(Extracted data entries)
******
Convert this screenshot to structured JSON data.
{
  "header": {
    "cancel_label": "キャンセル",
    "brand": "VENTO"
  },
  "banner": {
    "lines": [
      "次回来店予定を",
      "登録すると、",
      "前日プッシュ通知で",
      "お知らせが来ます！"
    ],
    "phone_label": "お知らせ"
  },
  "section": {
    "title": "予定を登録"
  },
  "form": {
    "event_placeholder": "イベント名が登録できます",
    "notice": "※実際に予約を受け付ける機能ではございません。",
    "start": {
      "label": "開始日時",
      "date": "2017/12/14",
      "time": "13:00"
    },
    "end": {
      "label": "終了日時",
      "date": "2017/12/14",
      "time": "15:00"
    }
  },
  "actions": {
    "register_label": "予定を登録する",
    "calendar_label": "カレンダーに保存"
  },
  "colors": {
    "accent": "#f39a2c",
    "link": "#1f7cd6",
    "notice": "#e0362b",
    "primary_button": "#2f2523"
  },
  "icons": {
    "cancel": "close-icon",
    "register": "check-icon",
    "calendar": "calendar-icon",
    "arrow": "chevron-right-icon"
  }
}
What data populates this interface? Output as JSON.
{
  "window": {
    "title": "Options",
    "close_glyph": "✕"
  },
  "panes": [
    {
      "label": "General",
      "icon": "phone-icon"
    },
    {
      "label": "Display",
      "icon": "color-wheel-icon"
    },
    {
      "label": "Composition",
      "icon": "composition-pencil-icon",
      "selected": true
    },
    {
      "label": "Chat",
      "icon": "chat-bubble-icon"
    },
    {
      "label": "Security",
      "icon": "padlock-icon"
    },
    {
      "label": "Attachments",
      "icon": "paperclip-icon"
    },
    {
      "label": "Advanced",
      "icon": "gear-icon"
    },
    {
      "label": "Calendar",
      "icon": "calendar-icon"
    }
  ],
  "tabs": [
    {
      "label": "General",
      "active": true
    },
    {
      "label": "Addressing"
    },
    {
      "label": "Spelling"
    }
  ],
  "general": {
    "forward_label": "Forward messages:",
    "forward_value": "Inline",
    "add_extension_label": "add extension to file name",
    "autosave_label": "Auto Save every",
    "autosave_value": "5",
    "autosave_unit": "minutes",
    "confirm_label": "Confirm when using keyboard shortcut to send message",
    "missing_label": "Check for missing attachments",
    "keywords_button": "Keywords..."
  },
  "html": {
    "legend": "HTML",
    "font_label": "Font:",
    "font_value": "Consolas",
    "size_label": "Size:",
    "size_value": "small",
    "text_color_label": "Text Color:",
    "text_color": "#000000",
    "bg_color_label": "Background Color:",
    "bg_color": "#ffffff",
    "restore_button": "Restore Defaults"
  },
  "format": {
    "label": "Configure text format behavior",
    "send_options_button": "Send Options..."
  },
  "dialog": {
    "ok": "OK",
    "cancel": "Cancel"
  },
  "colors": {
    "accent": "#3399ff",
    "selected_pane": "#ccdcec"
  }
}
******
What this task involves »
Output each entry precisely as given.

Answer to this task »
Convert this screenshot to structured JSON data.
{
  "header": {
    "cancel_label": "キャンセル",
    "brand": "VENTO"
  },
  "banner": {
    "lines": [
      "次回来店予定を",
      "登録すると、",
      "前日プッシュ通知で",
      "お知らせが来ます！"
    ],
    "phone_label": "お知らせ"
  },
  "section": {
    "title": "予定を登録"
  },
  "form": {
    "event_placeholder": "イベント名が登録できます",
    "notice": "※実際に予約を受け付ける機能ではございません。",
    "start": {
      "label": "開始日時",
      "date": "2017/12/14",
      "time": "13:00"
    },
    "end": {
      "label": "終了日時",
      "date": "2017/12/14",
      "time": "15:00"
    }
  },
  "actions": {
    "register_label": "予定を登録する",
    "calendar_label": "カレンダーに保存"
  },
  "colors": {
    "accent": "#f39a2c",
    "link": "#1f7cd6",
    "notice": "#e0362b",
    "primary_button": "#2f2523"
  },
  "icons": {
    "cancel": "close-icon",
    "register": "check-icon",
    "calendar": "calendar-icon",
    "arrow": "chevron-right-icon"
  }
}
What data populates this interface? Output as JSON.
{
  "window": {
    "title": "Options",
    "close_glyph": "✕"
  },
  "panes": [
    {
      "label": "General",
      "icon": "phone-icon"
    },
    {
      "label": "Display",
      "icon": "color-wheel-icon"
    },
    {
      "label": "Composition",
      "icon": "composition-pencil-icon",
      "selected": true
    },
    {
      "label": "Chat",
      "icon": "chat-bubble-icon"
    },
    {
      "label": "Security",
      "icon": "padlock-icon"
    },
    {
      "label": "Attachments",
      "icon": "paperclip-icon"
    },
    {
      "label": "Advanced",
      "icon": "gear-icon"
    },
    {
      "label": "Calendar",
      "icon": "calendar-icon"
    }
  ],
  "tabs": [
    {
      "label": "General",
      "active": true
    },
    {
      "label": "Addressing"
    },
    {
      "label": "Spelling"
    }
  ],
  "general": {
    "forward_label": "Forward messages:",
    "forward_value": "Inline",
    "add_extension_label": "add extension to file name",
    "autosave_label": "Auto Save every",
    "autosave_value": "5",
    "autosave_unit": "minutes",
    "confirm_label": "Confirm when using keyboard shortcut to send message",
    "missing_label": "Check for missing attachments",
    "keywords_button": "Keywords..."
  },
  "html": {
    "legend": "HTML",
    "font_label": "Font:",
    "font_value": "Consolas",
    "size_label": "Size:",
    "size_value": "small",
    "text_color_label": "Text Color:",
    "text_color": "#000000",
    "bg_color_label": "Background Color:",
    "bg_color": "#ffffff",
    "restore_button": "Restore Defaults"
  },
  "format": {
    "label": "Configure text format behavior",
    "send_options_button": "Send Options..."
  },
  "dialog": {
    "ok": "OK",
    "cancel": "Cancel"
  },
  "colors": {
    "accent": "#3399ff",
    "selected_pane": "#ccdcec"
  }
}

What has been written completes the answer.